In the entries, find all lines that hold the word "name" and copy them.

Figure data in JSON
== == ==

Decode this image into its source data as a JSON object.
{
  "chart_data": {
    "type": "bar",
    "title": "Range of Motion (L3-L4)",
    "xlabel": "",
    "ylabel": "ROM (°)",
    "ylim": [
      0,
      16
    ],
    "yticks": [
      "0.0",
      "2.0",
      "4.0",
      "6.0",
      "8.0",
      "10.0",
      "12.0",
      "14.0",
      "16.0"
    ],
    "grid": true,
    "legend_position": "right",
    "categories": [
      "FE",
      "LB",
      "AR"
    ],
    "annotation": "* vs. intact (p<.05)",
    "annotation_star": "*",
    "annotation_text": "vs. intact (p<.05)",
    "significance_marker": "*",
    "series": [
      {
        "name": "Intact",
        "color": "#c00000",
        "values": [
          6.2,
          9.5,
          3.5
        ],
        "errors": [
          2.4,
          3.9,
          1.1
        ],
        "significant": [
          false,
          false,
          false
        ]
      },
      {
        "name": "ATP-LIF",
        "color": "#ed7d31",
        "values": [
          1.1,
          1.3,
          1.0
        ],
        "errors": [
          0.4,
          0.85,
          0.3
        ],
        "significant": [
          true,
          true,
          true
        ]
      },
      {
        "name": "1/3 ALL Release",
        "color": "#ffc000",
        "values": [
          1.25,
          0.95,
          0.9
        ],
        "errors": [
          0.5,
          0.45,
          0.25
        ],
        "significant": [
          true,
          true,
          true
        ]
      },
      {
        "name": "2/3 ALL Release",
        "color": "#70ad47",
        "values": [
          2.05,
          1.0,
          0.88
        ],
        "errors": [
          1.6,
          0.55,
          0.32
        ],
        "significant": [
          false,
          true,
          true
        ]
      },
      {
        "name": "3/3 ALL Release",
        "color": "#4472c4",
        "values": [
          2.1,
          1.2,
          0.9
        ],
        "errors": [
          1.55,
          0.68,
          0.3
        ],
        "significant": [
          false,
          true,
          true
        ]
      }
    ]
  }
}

== == ==

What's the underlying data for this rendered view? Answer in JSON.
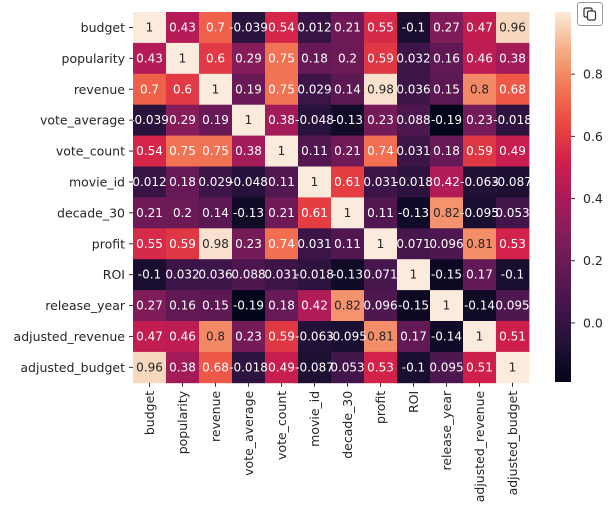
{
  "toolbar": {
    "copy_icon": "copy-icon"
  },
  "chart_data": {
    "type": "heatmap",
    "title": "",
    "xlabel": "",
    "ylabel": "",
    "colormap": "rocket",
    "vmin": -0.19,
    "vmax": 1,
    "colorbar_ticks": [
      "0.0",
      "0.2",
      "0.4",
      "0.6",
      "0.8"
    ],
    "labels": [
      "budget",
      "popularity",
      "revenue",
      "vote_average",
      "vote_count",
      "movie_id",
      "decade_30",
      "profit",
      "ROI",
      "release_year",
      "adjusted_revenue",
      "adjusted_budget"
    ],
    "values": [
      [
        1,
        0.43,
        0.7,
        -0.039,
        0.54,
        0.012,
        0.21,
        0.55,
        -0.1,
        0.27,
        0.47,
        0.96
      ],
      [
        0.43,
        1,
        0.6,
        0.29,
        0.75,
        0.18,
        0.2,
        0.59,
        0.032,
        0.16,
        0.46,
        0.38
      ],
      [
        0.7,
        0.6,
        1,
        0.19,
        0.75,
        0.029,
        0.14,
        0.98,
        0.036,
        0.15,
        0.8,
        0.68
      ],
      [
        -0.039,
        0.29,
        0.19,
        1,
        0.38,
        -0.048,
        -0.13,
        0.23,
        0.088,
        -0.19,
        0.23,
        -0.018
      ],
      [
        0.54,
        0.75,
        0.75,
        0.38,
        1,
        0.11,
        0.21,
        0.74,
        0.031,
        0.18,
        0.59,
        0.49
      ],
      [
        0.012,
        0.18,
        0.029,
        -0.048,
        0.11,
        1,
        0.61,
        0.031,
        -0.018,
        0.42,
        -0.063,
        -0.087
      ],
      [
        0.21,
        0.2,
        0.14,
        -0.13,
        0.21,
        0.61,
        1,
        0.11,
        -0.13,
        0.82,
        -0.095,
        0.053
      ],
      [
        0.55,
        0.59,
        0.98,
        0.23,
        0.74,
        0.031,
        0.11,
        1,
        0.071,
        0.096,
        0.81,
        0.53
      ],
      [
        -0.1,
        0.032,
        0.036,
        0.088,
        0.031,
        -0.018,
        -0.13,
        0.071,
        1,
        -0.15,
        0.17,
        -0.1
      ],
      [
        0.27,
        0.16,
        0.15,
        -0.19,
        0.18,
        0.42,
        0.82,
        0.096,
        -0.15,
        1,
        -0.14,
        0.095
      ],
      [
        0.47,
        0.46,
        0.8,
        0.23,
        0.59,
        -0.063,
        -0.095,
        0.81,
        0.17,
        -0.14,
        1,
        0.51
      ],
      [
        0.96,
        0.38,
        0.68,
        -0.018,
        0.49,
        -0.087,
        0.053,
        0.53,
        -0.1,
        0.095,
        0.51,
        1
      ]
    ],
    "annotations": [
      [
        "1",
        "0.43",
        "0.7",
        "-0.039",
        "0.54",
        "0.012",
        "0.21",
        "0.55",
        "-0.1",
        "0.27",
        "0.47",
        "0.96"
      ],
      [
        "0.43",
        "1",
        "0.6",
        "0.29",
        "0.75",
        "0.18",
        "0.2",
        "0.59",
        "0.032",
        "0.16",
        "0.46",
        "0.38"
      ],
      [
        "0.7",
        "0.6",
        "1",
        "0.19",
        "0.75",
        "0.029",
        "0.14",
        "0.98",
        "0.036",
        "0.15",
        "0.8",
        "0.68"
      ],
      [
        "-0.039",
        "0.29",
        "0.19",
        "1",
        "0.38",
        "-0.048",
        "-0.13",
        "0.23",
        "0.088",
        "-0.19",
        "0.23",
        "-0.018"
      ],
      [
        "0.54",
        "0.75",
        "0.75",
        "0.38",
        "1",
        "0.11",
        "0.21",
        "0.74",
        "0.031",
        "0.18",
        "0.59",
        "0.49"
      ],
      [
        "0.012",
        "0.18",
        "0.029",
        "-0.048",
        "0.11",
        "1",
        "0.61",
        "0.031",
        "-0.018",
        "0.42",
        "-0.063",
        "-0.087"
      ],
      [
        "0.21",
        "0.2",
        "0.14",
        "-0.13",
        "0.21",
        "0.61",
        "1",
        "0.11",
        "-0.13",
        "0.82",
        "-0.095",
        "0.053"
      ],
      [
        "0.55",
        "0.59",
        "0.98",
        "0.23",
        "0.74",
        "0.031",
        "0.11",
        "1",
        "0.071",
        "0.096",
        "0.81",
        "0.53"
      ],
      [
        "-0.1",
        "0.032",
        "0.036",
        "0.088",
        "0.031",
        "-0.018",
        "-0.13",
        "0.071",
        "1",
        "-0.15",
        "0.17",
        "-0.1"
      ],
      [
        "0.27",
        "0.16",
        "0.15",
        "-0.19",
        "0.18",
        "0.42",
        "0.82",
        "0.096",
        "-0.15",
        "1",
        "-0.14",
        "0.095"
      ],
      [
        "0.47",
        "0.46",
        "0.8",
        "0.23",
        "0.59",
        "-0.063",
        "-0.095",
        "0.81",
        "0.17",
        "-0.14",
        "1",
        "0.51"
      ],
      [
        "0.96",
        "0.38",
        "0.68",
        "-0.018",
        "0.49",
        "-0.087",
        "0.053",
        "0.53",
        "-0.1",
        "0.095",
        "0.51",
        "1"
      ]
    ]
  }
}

== == ==

▶ [Reply to the task]:
        "name": "Intact",
        "name": "ATP-LIF",
        "name": "1/3 ALL Release",
        "name": "2/3 ALL Release",
        "name": "3/3 ALL Release",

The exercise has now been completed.